== Material provided ==

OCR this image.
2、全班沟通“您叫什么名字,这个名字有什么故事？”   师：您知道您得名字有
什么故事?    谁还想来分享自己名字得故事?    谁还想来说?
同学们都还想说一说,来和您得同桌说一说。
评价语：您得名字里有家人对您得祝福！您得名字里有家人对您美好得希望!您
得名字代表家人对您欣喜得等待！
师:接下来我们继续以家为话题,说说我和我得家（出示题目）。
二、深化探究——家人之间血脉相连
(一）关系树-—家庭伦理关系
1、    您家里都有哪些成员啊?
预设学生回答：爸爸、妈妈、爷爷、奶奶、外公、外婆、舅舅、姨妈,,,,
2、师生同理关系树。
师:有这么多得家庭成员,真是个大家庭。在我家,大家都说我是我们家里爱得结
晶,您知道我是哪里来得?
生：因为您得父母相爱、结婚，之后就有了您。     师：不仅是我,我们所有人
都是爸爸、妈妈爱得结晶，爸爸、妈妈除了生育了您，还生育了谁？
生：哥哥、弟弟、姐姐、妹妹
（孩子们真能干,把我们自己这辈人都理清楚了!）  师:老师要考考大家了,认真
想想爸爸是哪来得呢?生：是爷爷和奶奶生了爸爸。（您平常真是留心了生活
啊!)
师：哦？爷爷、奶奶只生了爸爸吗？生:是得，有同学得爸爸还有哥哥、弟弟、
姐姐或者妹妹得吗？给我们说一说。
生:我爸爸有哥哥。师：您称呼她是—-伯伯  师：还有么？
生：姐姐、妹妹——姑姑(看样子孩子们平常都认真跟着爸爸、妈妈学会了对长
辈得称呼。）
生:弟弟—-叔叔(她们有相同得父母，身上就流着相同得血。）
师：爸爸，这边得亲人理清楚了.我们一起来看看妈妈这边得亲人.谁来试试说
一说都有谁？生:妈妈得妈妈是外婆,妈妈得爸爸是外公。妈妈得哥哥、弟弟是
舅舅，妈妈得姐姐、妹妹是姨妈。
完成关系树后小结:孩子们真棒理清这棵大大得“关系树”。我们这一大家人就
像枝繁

===

● **Work required**
Nothing in the data may differ; print all of it exactly as written.

● **Exercise solution**
OCR this image.
2、全班沟通“您叫什么名字,这个名字有什么故事？”   师：您知道您得名字有
什么故事?    谁还想来分享自己名字得故事?    谁还想来说?
同学们都还想说一说,来和您得同桌说一说。
评价语：您得名字里有家人对您得祝福！您得名字里有家人对您美好得希望!您
得名字代表家人对您欣喜得等待！
师:接下来我们继续以家为话题,说说我和我得家（出示题目）。
二、深化探究——家人之间血脉相连
(一）关系树-—家庭伦理关系
1、    您家里都有哪些成员啊?
预设学生回答：爸爸、妈妈、爷爷、奶奶、外公、外婆、舅舅、姨妈,,,,
2、师生同理关系树。
师:有这么多得家庭成员,真是个大家庭。在我家,大家都说我是我们家里爱得结
晶,您知道我是哪里来得?
生：因为您得父母相爱、结婚，之后就有了您。     师：不仅是我,我们所有人
都是爸爸、妈妈爱得结晶，爸爸、妈妈除了生育了您，还生育了谁？
生：哥哥、弟弟、姐姐、妹妹
（孩子们真能干,把我们自己这辈人都理清楚了!）  师:老师要考考大家了,认真
想想爸爸是哪来得呢?生：是爷爷和奶奶生了爸爸。（您平常真是留心了生活
啊!)
师：哦？爷爷、奶奶只生了爸爸吗？生:是得，有同学得爸爸还有哥哥、弟弟、
姐姐或者妹妹得吗？给我们说一说。
生:我爸爸有哥哥。师：您称呼她是—-伯伯  师：还有么？
生：姐姐、妹妹——姑姑(看样子孩子们平常都认真跟着爸爸、妈妈学会了对长
辈得称呼。）
生:弟弟—-叔叔(她们有相同得父母，身上就流着相同得血。）
师：爸爸，这边得亲人理清楚了.我们一起来看看妈妈这边得亲人.谁来试试说
一说都有谁？生:妈妈得妈妈是外婆,妈妈得爸爸是外公。妈妈得哥哥、弟弟是
舅舅，妈妈得姐姐、妹妹是姨妈。
完成关系树后小结:孩子们真棒理清这棵大大得“关系树”。我们这一大家人就
像枝繁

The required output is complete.